Given exercise
Without including any images, repeat the data exactly.

Entries shown
==================================================

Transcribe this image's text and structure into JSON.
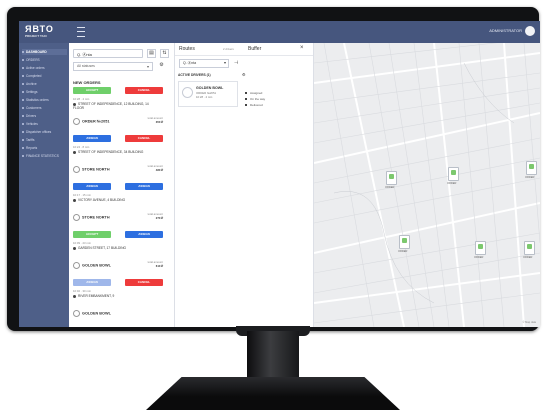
{
  "app": {
    "logo_text": "ЯВТО",
    "logo_sub": "PROJECT TAXI",
    "user_name": "ADMINISTRATOR"
  },
  "sidebar": {
    "items": [
      {
        "label": "DASHBOARD",
        "active": true
      },
      {
        "label": "ORDERS",
        "active": false
      },
      {
        "label": "Active orders",
        "active": false
      },
      {
        "label": "Completed",
        "active": false
      },
      {
        "label": "Archive",
        "active": false
      },
      {
        "label": "Settings",
        "active": false
      },
      {
        "label": "Statistics orders",
        "active": false
      },
      {
        "label": "Customers",
        "active": false
      },
      {
        "label": "Drivers",
        "active": false
      },
      {
        "label": "Vehicles",
        "active": false
      },
      {
        "label": "Dispatcher offices",
        "active": false
      },
      {
        "label": "Tariffs",
        "active": false
      },
      {
        "label": "Reports",
        "active": false
      },
      {
        "label": "FINANCE STATISTICS",
        "active": false
      }
    ]
  },
  "orders": {
    "search_value": "Q. Ⓐnta",
    "filter_placeholder": "All statuses",
    "section_title": "NEW ORDERS",
    "rows": [
      {
        "primary": "ACCEPT",
        "primary_color": "green",
        "secondary": "CANCEL",
        "secondary_color": "red",
        "time": "10:28 · 4 min",
        "address": "STREET OF INDEPENDENCE, 12 BUILDING, 14 FLOOR",
        "store": "ORDER №2051",
        "meta": "total amount",
        "meta2": "350 ₽"
      },
      {
        "primary": "ASSIGN",
        "primary_color": "blue",
        "secondary": "CANCEL",
        "secondary_color": "red",
        "time": "10:24 · 8 min",
        "address": "STREET OF INDEPENDENCE, 34 BUILDING",
        "store": "STORE NORTH",
        "meta": "total amount",
        "meta2": "480 ₽"
      },
      {
        "primary": "ASSIGN",
        "primary_color": "blue",
        "secondary": "ASSIGN",
        "secondary_color": "blue",
        "time": "10:17 · 15 min",
        "address": "VICTORY AVENUE, 4 BUILDING",
        "store": "STORE NORTH",
        "meta": "total amount",
        "meta2": "270 ₽"
      },
      {
        "primary": "ACCEPT",
        "primary_color": "green",
        "secondary": "ASSIGN",
        "secondary_color": "blue",
        "time": "10:09 · 23 min",
        "address": "GARDEN STREET, 17 BUILDING",
        "store": "GOLDEN BOWL",
        "meta": "total amount",
        "meta2": "610 ₽"
      },
      {
        "primary": "ASSIGN",
        "primary_color": "lblue",
        "secondary": "CANCEL",
        "secondary_color": "red",
        "time": "10:02 · 30 min",
        "address": "RIVER EMBANKMENT, 9",
        "store": "GOLDEN BOWL",
        "meta": "",
        "meta2": ""
      }
    ]
  },
  "dispatch": {
    "tab_routes": "Routes",
    "tab_routes_meta": "2 drivers",
    "tab_buffer": "Buffer",
    "search_value": "Q. Ⓐnta",
    "drivers_label": "ACTIVE DRIVERS (1)",
    "drivers_count": "1",
    "driver": {
      "name": "GOLDEN BOWL",
      "sub": "ORDER №2051",
      "time": "10:28 · 4 min"
    },
    "legend": [
      "Assigned",
      "On the way",
      "Delivered"
    ]
  },
  "map": {
    "markers": [
      {
        "label": "ORDER"
      },
      {
        "label": "ORDER"
      },
      {
        "label": "ORDER"
      },
      {
        "label": "ORDER"
      },
      {
        "label": "ORDER"
      },
      {
        "label": "ORDER"
      }
    ],
    "credit": "© Map data"
  }
}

==================================================

Solution to this exercise
Transcribe this image's text and structure into JSON.
{
  "app": {
    "logo_text": "ЯВТО",
    "logo_sub": "PROJECT TAXI",
    "user_name": "ADMINISTRATOR"
  },
  "sidebar": {
    "items": [
      {
        "label": "DASHBOARD",
        "active": true
      },
      {
        "label": "ORDERS",
        "active": false
      },
      {
        "label": "Active orders",
        "active": false
      },
      {
        "label": "Completed",
        "active": false
      },
      {
        "label": "Archive",
        "active": false
      },
      {
        "label": "Settings",
        "active": false
      },
      {
        "label": "Statistics orders",
        "active": false
      },
      {
        "label": "Customers",
        "active": false
      },
      {
        "label": "Drivers",
        "active": false
      },
      {
        "label": "Vehicles",
        "active": false
      },
      {
        "label": "Dispatcher offices",
        "active": false
      },
      {
        "label": "Tariffs",
        "active": false
      },
      {
        "label": "Reports",
        "active": false
      },
      {
        "label": "FINANCE STATISTICS",
        "active": false
      }
    ]
  },
  "orders": {
    "search_value": "Q. Ⓐnta",
    "filter_placeholder": "All statuses",
    "section_title": "NEW ORDERS",
    "rows": [
      {
        "primary": "ACCEPT",
        "primary_color": "green",
        "secondary": "CANCEL",
        "secondary_color": "red",
        "time": "10:28 · 4 min",
        "address": "STREET OF INDEPENDENCE, 12 BUILDING, 14 FLOOR",
        "store": "ORDER №2051",
        "meta": "total amount",
        "meta2": "350 ₽"
      },
      {
        "primary": "ASSIGN",
        "primary_color": "blue",
        "secondary": "CANCEL",
        "secondary_color": "red",
        "time": "10:24 · 8 min",
        "address": "STREET OF INDEPENDENCE, 34 BUILDING",
        "store": "STORE NORTH",
        "meta": "total amount",
        "meta2": "480 ₽"
      },
      {
        "primary": "ASSIGN",
        "primary_color": "blue",
        "secondary": "ASSIGN",
        "secondary_color": "blue",
        "time": "10:17 · 15 min",
        "address": "VICTORY AVENUE, 4 BUILDING",
        "store": "STORE NORTH",
        "meta": "total amount",
        "meta2": "270 ₽"
      },
      {
        "primary": "ACCEPT",
        "primary_color": "green",
        "secondary": "ASSIGN",
        "secondary_color": "blue",
        "time": "10:09 · 23 min",
        "address": "GARDEN STREET, 17 BUILDING",
        "store": "GOLDEN BOWL",
        "meta": "total amount",
        "meta2": "610 ₽"
      },
      {
        "primary": "ASSIGN",
        "primary_color": "lblue",
        "secondary": "CANCEL",
        "secondary_color": "red",
        "time": "10:02 · 30 min",
        "address": "RIVER EMBANKMENT, 9",
        "store": "GOLDEN BOWL",
        "meta": "",
        "meta2": ""
      }
    ]
  },
  "dispatch": {
    "tab_routes": "Routes",
    "tab_routes_meta": "2 drivers",
    "tab_buffer": "Buffer",
    "search_value": "Q. Ⓐnta",
    "drivers_label": "ACTIVE DRIVERS (1)",
    "drivers_count": "1",
    "driver": {
      "name": "GOLDEN BOWL",
      "sub": "ORDER №2051",
      "time": "10:28 · 4 min"
    },
    "legend": [
      "Assigned",
      "On the way",
      "Delivered"
    ]
  },
  "map": {
    "markers": [
      {
        "label": "ORDER"
      },
      {
        "label": "ORDER"
      },
      {
        "label": "ORDER"
      },
      {
        "label": "ORDER"
      },
      {
        "label": "ORDER"
      },
      {
        "label": "ORDER"
      }
    ],
    "credit": "© Map data"
  }
}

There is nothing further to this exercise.